Using the records provided below, locate and copy each line that contains the word "VNINDEX".
::: SUPPLIED MATERIAL :::
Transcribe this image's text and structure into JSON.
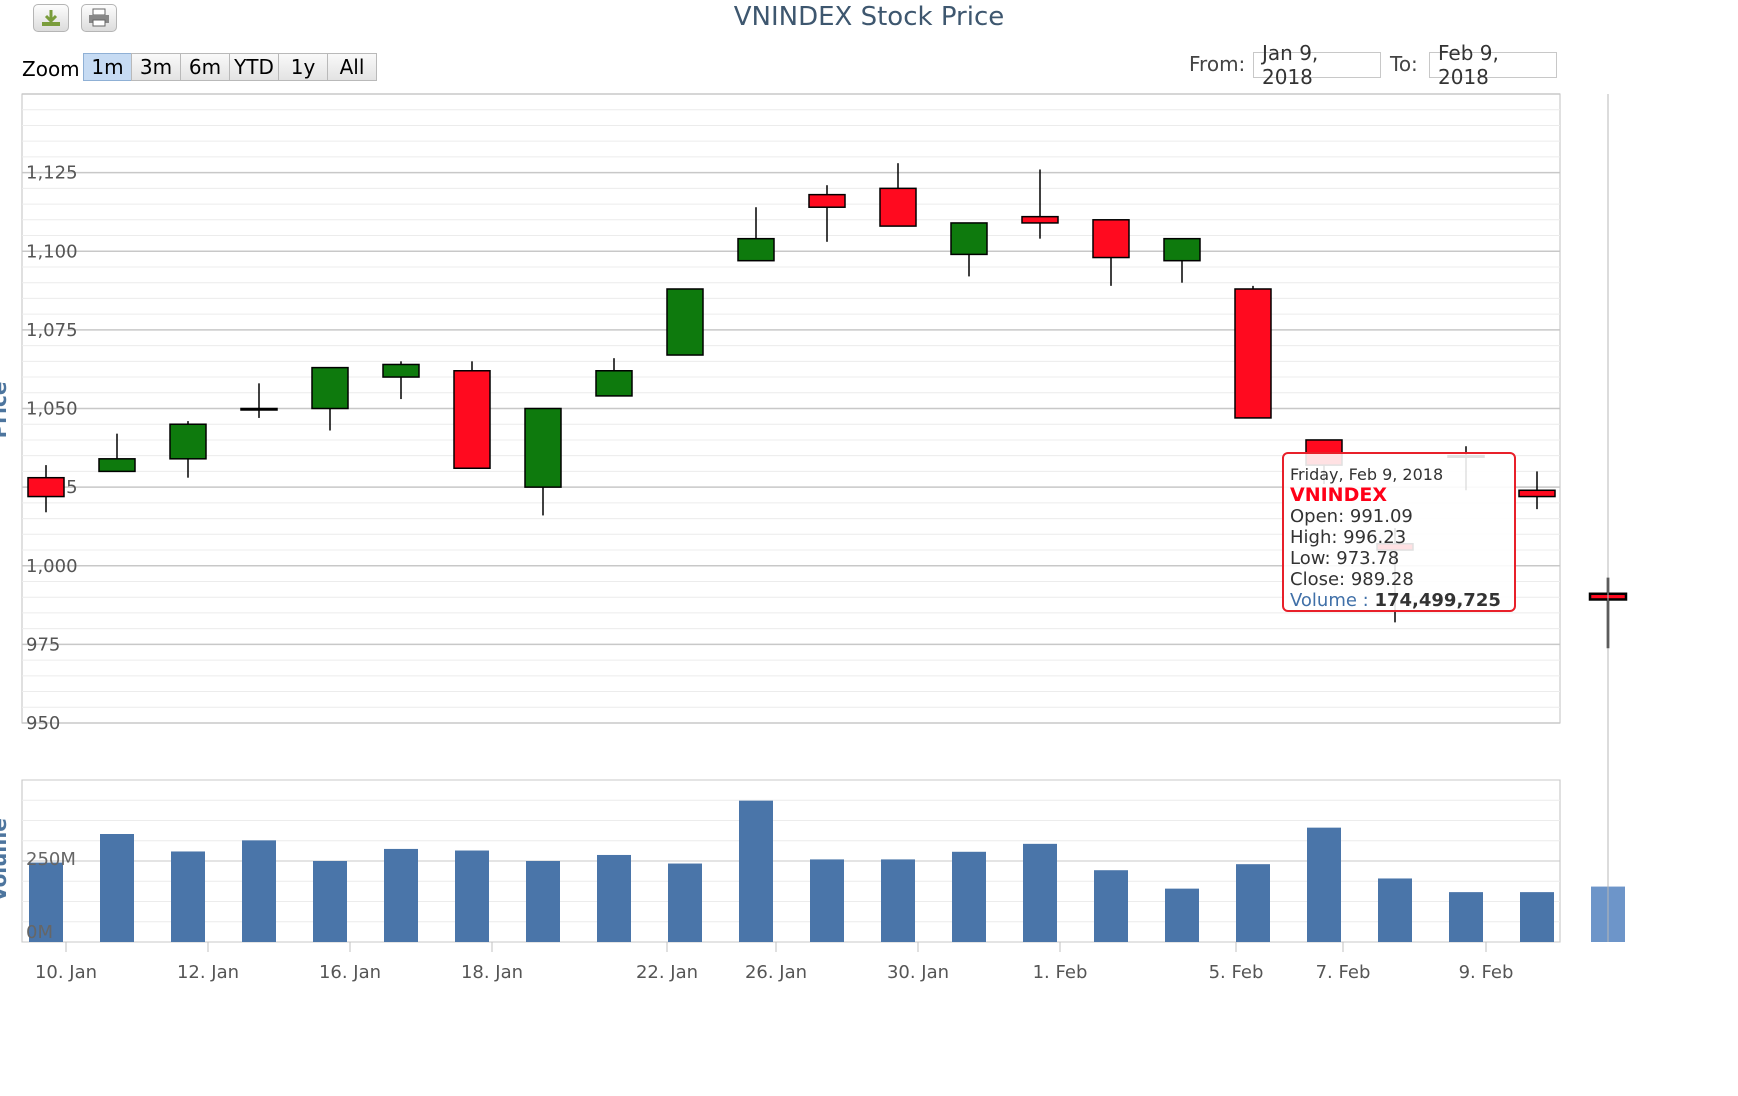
{
  "title": "VNINDEX Stock Price",
  "toolbar": {
    "download_icon": "download-icon",
    "print_icon": "print-icon"
  },
  "zoom": {
    "label": "Zoom",
    "buttons": [
      "1m",
      "3m",
      "6m",
      "YTD",
      "1y",
      "All"
    ],
    "selected": "1m"
  },
  "range": {
    "from_label": "From:",
    "from_value": "Jan 9, 2018",
    "to_label": "To:",
    "to_value": "Feb 9, 2018"
  },
  "colors": {
    "up": "#0e7a0d",
    "down": "#ff0a1f",
    "volume": "#4a75a9",
    "volume_hover": "#6d95c9",
    "tooltip_border": "#e8202a"
  },
  "tooltip": {
    "date": "Friday, Feb 9, 2018",
    "series": "VNINDEX",
    "open_label": "Open:",
    "open": "991.09",
    "high_label": "High:",
    "high": "996.23",
    "low_label": "Low:",
    "low": "973.78",
    "close_label": "Close:",
    "close": "989.28",
    "volume_label": "Volume",
    "volume": "174,499,725"
  },
  "chart_data": {
    "type": "candlestick",
    "title": "VNINDEX Stock Price",
    "price_axis": {
      "label": "Price",
      "ticks": [
        "950",
        "975",
        "1,000",
        "1,025",
        "1,050",
        "1,075",
        "1,100",
        "1,125"
      ],
      "range": [
        950,
        1150
      ]
    },
    "volume_axis": {
      "label": "Volume",
      "ticks": [
        "0M",
        "250M"
      ]
    },
    "x_ticks": [
      "10. Jan",
      "12. Jan",
      "16. Jan",
      "18. Jan",
      "22. Jan",
      "26. Jan",
      "30. Jan",
      "1. Feb",
      "5. Feb",
      "7. Feb",
      "9. Feb"
    ],
    "series": [
      {
        "date": "2018-01-10",
        "open": 1028,
        "high": 1032,
        "low": 1017,
        "close": 1022,
        "volume": 250000000
      },
      {
        "date": "2018-01-11",
        "open": 1030,
        "high": 1042,
        "low": 1030,
        "close": 1034,
        "volume": 340000000
      },
      {
        "date": "2018-01-12",
        "open": 1034,
        "high": 1046,
        "low": 1028,
        "close": 1045,
        "volume": 285000000
      },
      {
        "date": "2018-01-15",
        "open": 1050,
        "high": 1058,
        "low": 1047,
        "close": 1050,
        "volume": 320000000
      },
      {
        "date": "2018-01-16",
        "open": 1050,
        "high": 1063,
        "low": 1043,
        "close": 1063,
        "volume": 255000000
      },
      {
        "date": "2018-01-17",
        "open": 1060,
        "high": 1065,
        "low": 1053,
        "close": 1064,
        "volume": 293000000
      },
      {
        "date": "2018-01-18",
        "open": 1062,
        "high": 1065,
        "low": 1031,
        "close": 1031,
        "volume": 288000000
      },
      {
        "date": "2018-01-19",
        "open": 1025,
        "high": 1050,
        "low": 1016,
        "close": 1050,
        "volume": 255000000
      },
      {
        "date": "2018-01-22",
        "open": 1054,
        "high": 1066,
        "low": 1054,
        "close": 1062,
        "volume": 274000000
      },
      {
        "date": "2018-01-23",
        "open": 1067,
        "high": 1087,
        "low": 1067,
        "close": 1088,
        "volume": 247000000
      },
      {
        "date": "2018-01-24",
        "open": 1097,
        "high": 1114,
        "low": 1097,
        "close": 1104,
        "volume": 445000000
      },
      {
        "date": "2018-01-25",
        "open": 1118,
        "high": 1121,
        "low": 1103,
        "close": 1114,
        "volume": 260000000
      },
      {
        "date": "2018-01-26",
        "open": 1120,
        "high": 1128,
        "low": 1108,
        "close": 1108,
        "volume": 260000000
      },
      {
        "date": "2018-01-29",
        "open": 1099,
        "high": 1109,
        "low": 1092,
        "close": 1109,
        "volume": 284000000
      },
      {
        "date": "2018-01-30",
        "open": 1111,
        "high": 1126,
        "low": 1104,
        "close": 1109,
        "volume": 309000000
      },
      {
        "date": "2018-01-31",
        "open": 1110,
        "high": 1110,
        "low": 1089,
        "close": 1098,
        "volume": 226000000
      },
      {
        "date": "2018-02-01",
        "open": 1097,
        "high": 1104,
        "low": 1090,
        "close": 1104,
        "volume": 168000000
      },
      {
        "date": "2018-02-02",
        "open": 1088,
        "high": 1089,
        "low": 1047,
        "close": 1047,
        "volume": 245000000
      },
      {
        "date": "2018-02-05",
        "open": 1040,
        "high": 1037,
        "low": 1026,
        "close": 1032,
        "volume": 360000000
      },
      {
        "date": "2018-02-06",
        "open": 1007,
        "high": 1012,
        "low": 982,
        "close": 1005,
        "volume": 200000000
      },
      {
        "date": "2018-02-07",
        "open": 1035,
        "high": 1038,
        "low": 1024,
        "close": 1035,
        "volume": 157000000
      },
      {
        "date": "2018-02-08",
        "open": 1024,
        "high": 1030,
        "low": 1018,
        "close": 1022,
        "volume": 157000000
      },
      {
        "date": "2018-02-09",
        "open": 991.09,
        "high": 996.23,
        "low": 973.78,
        "close": 989.28,
        "volume": 174499725
      }
    ]
  }
}
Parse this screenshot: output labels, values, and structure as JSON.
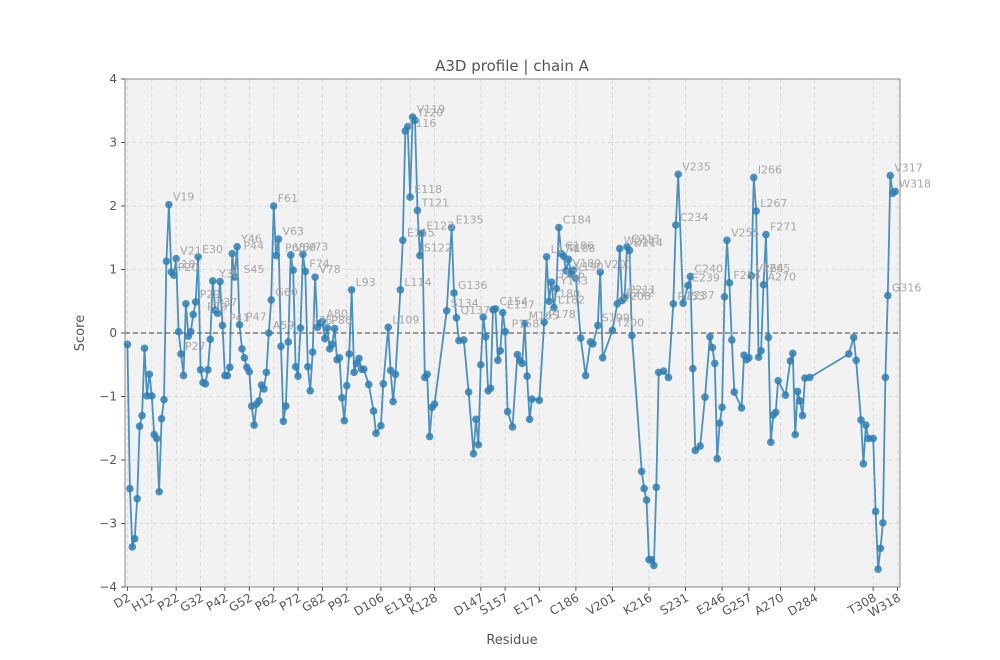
:::
- FULL ANSWER:
  "title": "VNINDEX Stock Price",
    "series": "VNINDEX",
    "title": "VNINDEX Stock Price",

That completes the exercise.